## WHAT THIS TASK INVOLVES
Retype each entry below exactly as it stands.

## DATA LINES
━━━━━━━━━━

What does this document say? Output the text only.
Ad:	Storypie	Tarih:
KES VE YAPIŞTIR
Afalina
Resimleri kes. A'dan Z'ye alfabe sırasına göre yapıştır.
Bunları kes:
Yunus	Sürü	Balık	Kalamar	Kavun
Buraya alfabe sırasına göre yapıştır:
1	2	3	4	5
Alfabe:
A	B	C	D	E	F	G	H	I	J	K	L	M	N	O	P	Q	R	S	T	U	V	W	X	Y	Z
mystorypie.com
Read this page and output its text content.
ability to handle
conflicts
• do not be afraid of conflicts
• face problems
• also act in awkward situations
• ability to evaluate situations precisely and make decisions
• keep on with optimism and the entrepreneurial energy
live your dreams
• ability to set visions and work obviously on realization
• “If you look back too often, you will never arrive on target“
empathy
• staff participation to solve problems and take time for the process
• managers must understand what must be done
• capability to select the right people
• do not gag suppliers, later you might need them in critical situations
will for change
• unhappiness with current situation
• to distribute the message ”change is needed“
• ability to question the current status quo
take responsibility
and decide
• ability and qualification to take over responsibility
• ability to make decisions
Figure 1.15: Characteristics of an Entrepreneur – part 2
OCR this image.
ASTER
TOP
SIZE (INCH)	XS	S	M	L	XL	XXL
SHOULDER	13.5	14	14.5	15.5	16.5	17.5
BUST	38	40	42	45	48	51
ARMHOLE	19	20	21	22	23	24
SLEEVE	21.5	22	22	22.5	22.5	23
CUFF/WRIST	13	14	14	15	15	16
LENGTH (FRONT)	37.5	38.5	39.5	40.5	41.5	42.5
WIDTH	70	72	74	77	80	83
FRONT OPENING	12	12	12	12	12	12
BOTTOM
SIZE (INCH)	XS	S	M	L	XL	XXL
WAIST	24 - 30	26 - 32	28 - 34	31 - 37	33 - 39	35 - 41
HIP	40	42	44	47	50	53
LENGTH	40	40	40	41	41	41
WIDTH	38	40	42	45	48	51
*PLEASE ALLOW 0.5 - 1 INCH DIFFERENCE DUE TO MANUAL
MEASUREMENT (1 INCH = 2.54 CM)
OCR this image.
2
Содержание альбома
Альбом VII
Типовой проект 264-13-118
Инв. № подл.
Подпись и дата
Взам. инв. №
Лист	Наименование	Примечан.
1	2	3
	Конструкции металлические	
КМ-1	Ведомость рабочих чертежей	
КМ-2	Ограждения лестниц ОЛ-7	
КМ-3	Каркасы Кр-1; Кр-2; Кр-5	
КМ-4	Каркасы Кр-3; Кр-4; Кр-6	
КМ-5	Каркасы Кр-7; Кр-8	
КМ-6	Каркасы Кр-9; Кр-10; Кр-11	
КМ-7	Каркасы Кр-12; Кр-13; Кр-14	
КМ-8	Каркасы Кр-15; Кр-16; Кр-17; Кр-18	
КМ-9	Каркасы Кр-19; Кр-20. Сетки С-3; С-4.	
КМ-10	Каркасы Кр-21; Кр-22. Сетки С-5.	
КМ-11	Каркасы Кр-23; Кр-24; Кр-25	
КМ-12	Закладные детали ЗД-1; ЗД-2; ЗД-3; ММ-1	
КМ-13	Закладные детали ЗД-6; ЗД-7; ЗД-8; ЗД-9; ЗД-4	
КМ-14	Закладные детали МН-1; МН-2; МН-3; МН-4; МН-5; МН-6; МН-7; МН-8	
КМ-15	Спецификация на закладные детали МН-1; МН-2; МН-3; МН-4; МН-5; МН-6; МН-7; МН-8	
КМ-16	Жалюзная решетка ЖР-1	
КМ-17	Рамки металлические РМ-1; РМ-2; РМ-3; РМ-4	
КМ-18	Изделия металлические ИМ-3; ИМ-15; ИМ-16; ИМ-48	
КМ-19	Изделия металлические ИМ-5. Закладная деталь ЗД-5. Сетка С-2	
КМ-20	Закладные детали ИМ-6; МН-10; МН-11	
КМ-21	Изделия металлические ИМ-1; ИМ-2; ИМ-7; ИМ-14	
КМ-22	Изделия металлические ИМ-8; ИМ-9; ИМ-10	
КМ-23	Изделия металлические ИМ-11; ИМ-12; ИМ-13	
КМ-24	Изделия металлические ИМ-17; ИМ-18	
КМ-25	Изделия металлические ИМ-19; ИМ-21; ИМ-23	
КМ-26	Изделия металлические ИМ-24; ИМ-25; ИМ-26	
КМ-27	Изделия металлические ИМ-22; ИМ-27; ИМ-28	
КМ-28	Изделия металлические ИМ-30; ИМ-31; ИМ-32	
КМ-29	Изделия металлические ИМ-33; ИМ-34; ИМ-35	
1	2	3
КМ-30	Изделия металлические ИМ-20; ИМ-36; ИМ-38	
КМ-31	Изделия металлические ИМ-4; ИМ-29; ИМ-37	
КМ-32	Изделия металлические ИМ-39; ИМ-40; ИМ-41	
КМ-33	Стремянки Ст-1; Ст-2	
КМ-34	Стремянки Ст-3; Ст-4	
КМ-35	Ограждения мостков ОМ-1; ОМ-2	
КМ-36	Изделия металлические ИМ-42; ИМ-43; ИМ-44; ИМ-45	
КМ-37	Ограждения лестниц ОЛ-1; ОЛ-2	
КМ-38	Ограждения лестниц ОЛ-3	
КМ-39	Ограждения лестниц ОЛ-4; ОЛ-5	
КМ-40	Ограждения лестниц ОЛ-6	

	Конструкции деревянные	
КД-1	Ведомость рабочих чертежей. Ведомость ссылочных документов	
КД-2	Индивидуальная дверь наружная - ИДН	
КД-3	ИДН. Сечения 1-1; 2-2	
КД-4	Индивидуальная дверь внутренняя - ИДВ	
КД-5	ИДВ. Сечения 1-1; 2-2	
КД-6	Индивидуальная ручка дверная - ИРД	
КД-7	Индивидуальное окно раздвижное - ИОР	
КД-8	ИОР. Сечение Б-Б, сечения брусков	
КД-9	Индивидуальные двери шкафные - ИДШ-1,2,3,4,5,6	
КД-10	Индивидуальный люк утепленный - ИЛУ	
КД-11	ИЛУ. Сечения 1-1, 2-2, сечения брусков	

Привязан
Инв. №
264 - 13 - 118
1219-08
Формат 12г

━━━━━━━━━━

## WRITTEN REPLY
What does this document say? Output the text only.
Ad:	Storypie	Tarih:
KES VE YAPIŞTIR
Afalina
Resimleri kes. A'dan Z'ye alfabe sırasına göre yapıştır.
Bunları kes:
Yunus	Sürü	Balık	Kalamar	Kavun
Buraya alfabe sırasına göre yapıştır:
1	2	3	4	5
Alfabe:
A	B	C	D	E	F	G	H	I	J	K	L	M	N	O	P	Q	R	S	T	U	V	W	X	Y	Z
mystorypie.com
Read this page and output its text content.
ability to handle
conflicts
• do not be afraid of conflicts
• face problems
• also act in awkward situations
• ability to evaluate situations precisely and make decisions
• keep on with optimism and the entrepreneurial energy
live your dreams
• ability to set visions and work obviously on realization
• “If you look back too often, you will never arrive on target“
empathy
• staff participation to solve problems and take time for the process
• managers must understand what must be done
• capability to select the right people
• do not gag suppliers, later you might need them in critical situations
will for change
• unhappiness with current situation
• to distribute the message ”change is needed“
• ability to question the current status quo
take responsibility
and decide
• ability and qualification to take over responsibility
• ability to make decisions
Figure 1.15: Characteristics of an Entrepreneur – part 2
OCR this image.
ASTER
TOP
SIZE (INCH)	XS	S	M	L	XL	XXL
SHOULDER	13.5	14	14.5	15.5	16.5	17.5
BUST	38	40	42	45	48	51
ARMHOLE	19	20	21	22	23	24
SLEEVE	21.5	22	22	22.5	22.5	23
CUFF/WRIST	13	14	14	15	15	16
LENGTH (FRONT)	37.5	38.5	39.5	40.5	41.5	42.5
WIDTH	70	72	74	77	80	83
FRONT OPENING	12	12	12	12	12	12
BOTTOM
SIZE (INCH)	XS	S	M	L	XL	XXL
WAIST	24 - 30	26 - 32	28 - 34	31 - 37	33 - 39	35 - 41
HIP	40	42	44	47	50	53
LENGTH	40	40	40	41	41	41
WIDTH	38	40	42	45	48	51
*PLEASE ALLOW 0.5 - 1 INCH DIFFERENCE DUE TO MANUAL
MEASUREMENT (1 INCH = 2.54 CM)
OCR this image.
2
Содержание альбома
Альбом VII
Типовой проект 264-13-118
Инв. № подл.
Подпись и дата
Взам. инв. №
Лист	Наименование	Примечан.
1	2	3
	Конструкции металлические	
КМ-1	Ведомость рабочих чертежей	
КМ-2	Ограждения лестниц ОЛ-7	
КМ-3	Каркасы Кр-1; Кр-2; Кр-5	
КМ-4	Каркасы Кр-3; Кр-4; Кр-6	
КМ-5	Каркасы Кр-7; Кр-8	
КМ-6	Каркасы Кр-9; Кр-10; Кр-11	
КМ-7	Каркасы Кр-12; Кр-13; Кр-14	
КМ-8	Каркасы Кр-15; Кр-16; Кр-17; Кр-18	
КМ-9	Каркасы Кр-19; Кр-20. Сетки С-3; С-4.	
КМ-10	Каркасы Кр-21; Кр-22. Сетки С-5.	
КМ-11	Каркасы Кр-23; Кр-24; Кр-25	
КМ-12	Закладные детали ЗД-1; ЗД-2; ЗД-3; ММ-1	
КМ-13	Закладные детали ЗД-6; ЗД-7; ЗД-8; ЗД-9; ЗД-4	
КМ-14	Закладные детали МН-1; МН-2; МН-3; МН-4; МН-5; МН-6; МН-7; МН-8	
КМ-15	Спецификация на закладные детали МН-1; МН-2; МН-3; МН-4; МН-5; МН-6; МН-7; МН-8	
КМ-16	Жалюзная решетка ЖР-1	
КМ-17	Рамки металлические РМ-1; РМ-2; РМ-3; РМ-4	
КМ-18	Изделия металлические ИМ-3; ИМ-15; ИМ-16; ИМ-48	
КМ-19	Изделия металлические ИМ-5. Закладная деталь ЗД-5. Сетка С-2	
КМ-20	Закладные детали ИМ-6; МН-10; МН-11	
КМ-21	Изделия металлические ИМ-1; ИМ-2; ИМ-7; ИМ-14	
КМ-22	Изделия металлические ИМ-8; ИМ-9; ИМ-10	
КМ-23	Изделия металлические ИМ-11; ИМ-12; ИМ-13	
КМ-24	Изделия металлические ИМ-17; ИМ-18	
КМ-25	Изделия металлические ИМ-19; ИМ-21; ИМ-23	
КМ-26	Изделия металлические ИМ-24; ИМ-25; ИМ-26	
КМ-27	Изделия металлические ИМ-22; ИМ-27; ИМ-28	
КМ-28	Изделия металлические ИМ-30; ИМ-31; ИМ-32	
КМ-29	Изделия металлические ИМ-33; ИМ-34; ИМ-35	
1	2	3
КМ-30	Изделия металлические ИМ-20; ИМ-36; ИМ-38	
КМ-31	Изделия металлические ИМ-4; ИМ-29; ИМ-37	
КМ-32	Изделия металлические ИМ-39; ИМ-40; ИМ-41	
КМ-33	Стремянки Ст-1; Ст-2	
КМ-34	Стремянки Ст-3; Ст-4	
КМ-35	Ограждения мостков ОМ-1; ОМ-2	
КМ-36	Изделия металлические ИМ-42; ИМ-43; ИМ-44; ИМ-45	
КМ-37	Ограждения лестниц ОЛ-1; ОЛ-2	
КМ-38	Ограждения лестниц ОЛ-3	
КМ-39	Ограждения лестниц ОЛ-4; ОЛ-5	
КМ-40	Ограждения лестниц ОЛ-6	

	Конструкции деревянные	
КД-1	Ведомость рабочих чертежей. Ведомость ссылочных документов	
КД-2	Индивидуальная дверь наружная - ИДН	
КД-3	ИДН. Сечения 1-1; 2-2	
КД-4	Индивидуальная дверь внутренняя - ИДВ	
КД-5	ИДВ. Сечения 1-1; 2-2	
КД-6	Индивидуальная ручка дверная - ИРД	
КД-7	Индивидуальное окно раздвижное - ИОР	
КД-8	ИОР. Сечение Б-Б, сечения брусков	
КД-9	Индивидуальные двери шкафные - ИДШ-1,2,3,4,5,6	
КД-10	Индивидуальный люк утепленный - ИЛУ	
КД-11	ИЛУ. Сечения 1-1, 2-2, сечения брусков	

Привязан
Инв. №
264 - 13 - 118
1219-08
Формат 12г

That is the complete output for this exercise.